REQUIREMENT 1: Can you copy word for word the part of the celebrity gossip column starting with "-- and that" and going on through "in 21 countries?"?
REQUIREMENT 2: What comes next in the celebrity gossip column about privacy complaints? Write the following part, picking up right after its final sentence.

READING TEXT:
────────────────────────────────────────

Our gal Madonna has also filed a complaint with ITV. Seems the
profanity-spewing boob-exposing, water-bottle fellating singer is deeply
wounded by those reports that she's pregnant with her third child.

And, of course, there's Michael Jackson. OK, so interviewer Martin Bashir does
come across as a tad smarmy, but it's hard to feel sorry for someone who
complains that the perfectly innocent fact that he lets little boys sleep in
his bed was taken out of context. Jackson has also filed a complaint with ITV.

However, of all of these privacy-loving celebs, it is the case of Mikey and
Cathy that makes your stunned Scooper pick her jaw up off the floor.

Catherine said she wanted her wedding to be a "homespun and intimate occasion"
-- and that her privacy was violated when Hello! published those offending
photos. And this is where the case confuses to your not-too-swift Scooper. See,
if it was supposed to be so private and intimate, why did the couple sell the
photo rights to OK! magazine for a million pounds? And why did the deal include
syndication rights to 23 mags in 21 countries?

Could it possibly be not an issue of privacy, but of control? And of moolah? It
turns out that OK! not only had to pay for the pics, they had to let Cathy and
Mikey choose the photographer, choose the pictures, and let the couple have
pictures retouched. (Ashley is wrong, pictures sometimes DO lie.) Mikey and
Cathy could even decide which of the guests they didn't want in the pictures.
This was especially important because Russell Crowe and Meg Ryan were among the
300-plus close friends who were invited to this homespun, intimate occasion,
and they were still insisting that their little affair wasn't happening.

So, Dear Readers, while Cathy and Mikey were having OK!'s pics touched and
retouched, Hello! published the sleazy pics and stole OK!'s paid "exclusive."

────────────────────────────────────────

GIVEN DATA:
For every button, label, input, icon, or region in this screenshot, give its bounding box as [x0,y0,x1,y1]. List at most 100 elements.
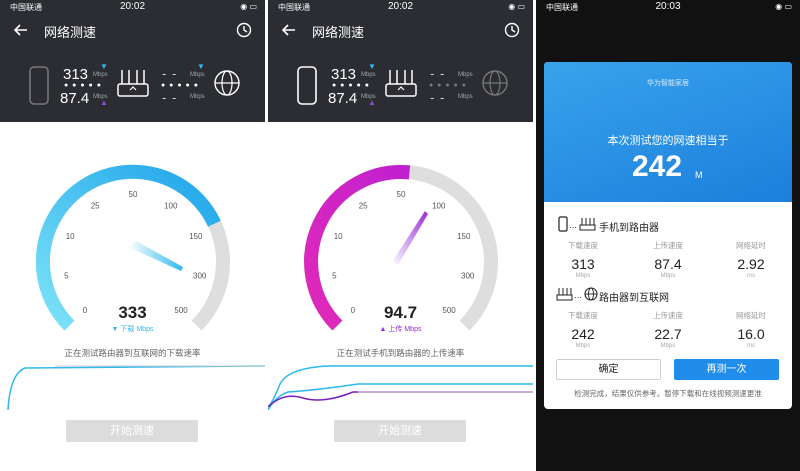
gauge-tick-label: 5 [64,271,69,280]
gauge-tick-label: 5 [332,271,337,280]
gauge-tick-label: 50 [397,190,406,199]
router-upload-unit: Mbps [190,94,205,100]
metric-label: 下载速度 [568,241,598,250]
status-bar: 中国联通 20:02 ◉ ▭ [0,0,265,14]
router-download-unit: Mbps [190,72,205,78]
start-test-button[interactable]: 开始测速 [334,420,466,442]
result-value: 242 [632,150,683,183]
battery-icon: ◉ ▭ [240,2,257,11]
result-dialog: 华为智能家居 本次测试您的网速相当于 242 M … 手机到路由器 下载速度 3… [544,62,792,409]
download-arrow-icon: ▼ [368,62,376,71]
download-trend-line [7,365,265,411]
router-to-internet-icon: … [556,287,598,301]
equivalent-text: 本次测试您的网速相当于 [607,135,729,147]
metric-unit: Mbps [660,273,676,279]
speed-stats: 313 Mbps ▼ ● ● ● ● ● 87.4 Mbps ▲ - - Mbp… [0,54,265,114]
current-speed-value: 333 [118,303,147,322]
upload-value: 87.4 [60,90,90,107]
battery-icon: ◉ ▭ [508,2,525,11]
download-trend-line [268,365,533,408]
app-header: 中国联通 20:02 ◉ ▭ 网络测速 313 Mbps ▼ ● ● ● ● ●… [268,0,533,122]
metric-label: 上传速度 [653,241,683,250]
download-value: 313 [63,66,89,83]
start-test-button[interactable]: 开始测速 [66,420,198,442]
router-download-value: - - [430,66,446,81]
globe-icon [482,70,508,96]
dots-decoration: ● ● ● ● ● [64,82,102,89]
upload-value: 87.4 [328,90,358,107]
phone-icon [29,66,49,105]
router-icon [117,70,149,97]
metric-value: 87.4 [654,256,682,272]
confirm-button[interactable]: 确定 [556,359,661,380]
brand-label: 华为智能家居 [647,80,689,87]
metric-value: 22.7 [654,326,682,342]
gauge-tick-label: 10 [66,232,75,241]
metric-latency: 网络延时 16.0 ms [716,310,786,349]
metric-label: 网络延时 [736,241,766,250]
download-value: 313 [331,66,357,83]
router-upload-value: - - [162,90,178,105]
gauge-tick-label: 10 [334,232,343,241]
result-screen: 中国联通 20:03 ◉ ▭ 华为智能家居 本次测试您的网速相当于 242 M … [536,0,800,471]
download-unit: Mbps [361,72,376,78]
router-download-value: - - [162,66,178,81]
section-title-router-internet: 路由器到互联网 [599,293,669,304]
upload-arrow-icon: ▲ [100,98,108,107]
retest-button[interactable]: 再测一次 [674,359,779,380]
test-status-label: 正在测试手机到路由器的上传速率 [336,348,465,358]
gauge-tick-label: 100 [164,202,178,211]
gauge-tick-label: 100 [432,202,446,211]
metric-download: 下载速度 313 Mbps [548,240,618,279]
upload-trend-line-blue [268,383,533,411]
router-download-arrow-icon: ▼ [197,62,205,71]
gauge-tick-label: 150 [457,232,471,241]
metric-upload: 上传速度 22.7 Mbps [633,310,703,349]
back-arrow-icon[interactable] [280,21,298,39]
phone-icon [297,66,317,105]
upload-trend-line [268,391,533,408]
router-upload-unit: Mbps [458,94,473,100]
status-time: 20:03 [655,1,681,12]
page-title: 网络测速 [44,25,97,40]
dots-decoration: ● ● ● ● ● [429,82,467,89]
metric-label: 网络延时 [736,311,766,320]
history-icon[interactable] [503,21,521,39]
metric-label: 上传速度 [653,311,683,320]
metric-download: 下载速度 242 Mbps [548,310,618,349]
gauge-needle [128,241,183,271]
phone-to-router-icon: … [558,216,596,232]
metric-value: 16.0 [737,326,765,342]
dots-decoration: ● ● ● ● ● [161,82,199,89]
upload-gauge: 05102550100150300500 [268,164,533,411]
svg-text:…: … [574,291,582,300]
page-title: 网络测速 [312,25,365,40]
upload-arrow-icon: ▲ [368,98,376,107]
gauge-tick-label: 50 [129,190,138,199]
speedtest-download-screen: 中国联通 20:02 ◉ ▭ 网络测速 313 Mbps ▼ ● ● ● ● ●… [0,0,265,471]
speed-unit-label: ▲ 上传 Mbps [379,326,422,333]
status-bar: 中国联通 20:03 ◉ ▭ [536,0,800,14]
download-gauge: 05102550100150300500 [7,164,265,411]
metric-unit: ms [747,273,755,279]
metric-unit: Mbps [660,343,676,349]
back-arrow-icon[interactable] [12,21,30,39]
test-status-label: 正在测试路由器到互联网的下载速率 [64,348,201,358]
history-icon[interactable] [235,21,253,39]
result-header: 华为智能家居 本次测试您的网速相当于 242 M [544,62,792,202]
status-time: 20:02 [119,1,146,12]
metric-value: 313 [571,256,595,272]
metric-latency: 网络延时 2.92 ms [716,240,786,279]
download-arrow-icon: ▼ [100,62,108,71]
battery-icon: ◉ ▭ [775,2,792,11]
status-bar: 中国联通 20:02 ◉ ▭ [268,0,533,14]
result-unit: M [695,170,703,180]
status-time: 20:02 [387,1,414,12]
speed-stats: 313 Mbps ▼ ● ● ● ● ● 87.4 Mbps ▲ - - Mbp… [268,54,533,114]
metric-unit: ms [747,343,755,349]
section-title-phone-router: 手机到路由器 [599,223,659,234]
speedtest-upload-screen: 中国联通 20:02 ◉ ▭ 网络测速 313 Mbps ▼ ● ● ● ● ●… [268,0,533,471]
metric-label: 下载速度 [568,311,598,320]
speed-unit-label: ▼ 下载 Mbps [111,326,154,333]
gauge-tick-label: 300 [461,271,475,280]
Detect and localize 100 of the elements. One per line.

────────────────────────────────────────

EXPECTED OUTPUT 1:
-- and that her privacy was violated when Hello! published those offending
photos. And this is where the case confuses to your not-too-swift Scooper. See,
if it was supposed to be so private and intimate, why did the couple sell the
photo rights to OK! magazine for a million pounds? And why did the deal include
syndication rights to 23 mags in 21 countries?

EXPECTED OUTPUT 2:
(This is, by the way, the same OK! that paid a rumored 1 million pounds for
exclusive first pics of the couple's first child.) Cathy and Mikey insist it's
not about the money. It is, they insist, an issue of privacy. "Both myself and
my husband wanted to share the joy but that didn't entail bedroom shots in
Hello!" But it does, apparently, entail bedroom shots in OK! The
bought-and-paid-for photo spread showed the happy couple's wedding night
bedroom, complete with petals strewn from the door to the canopy of the bed.

A Hello! pic that particularly offended Cathy was one that showed Mikey feeding
her wedding cake. "I wouldn't want a picture of my husband shoving food down my
throat to be photographed," she testified. "It looks as though all I did that
day was eat." Apparently, it's OK if everyone thinks that her hubby eats all
day; one of the approved OK! pics showed her feeding him wedding cake.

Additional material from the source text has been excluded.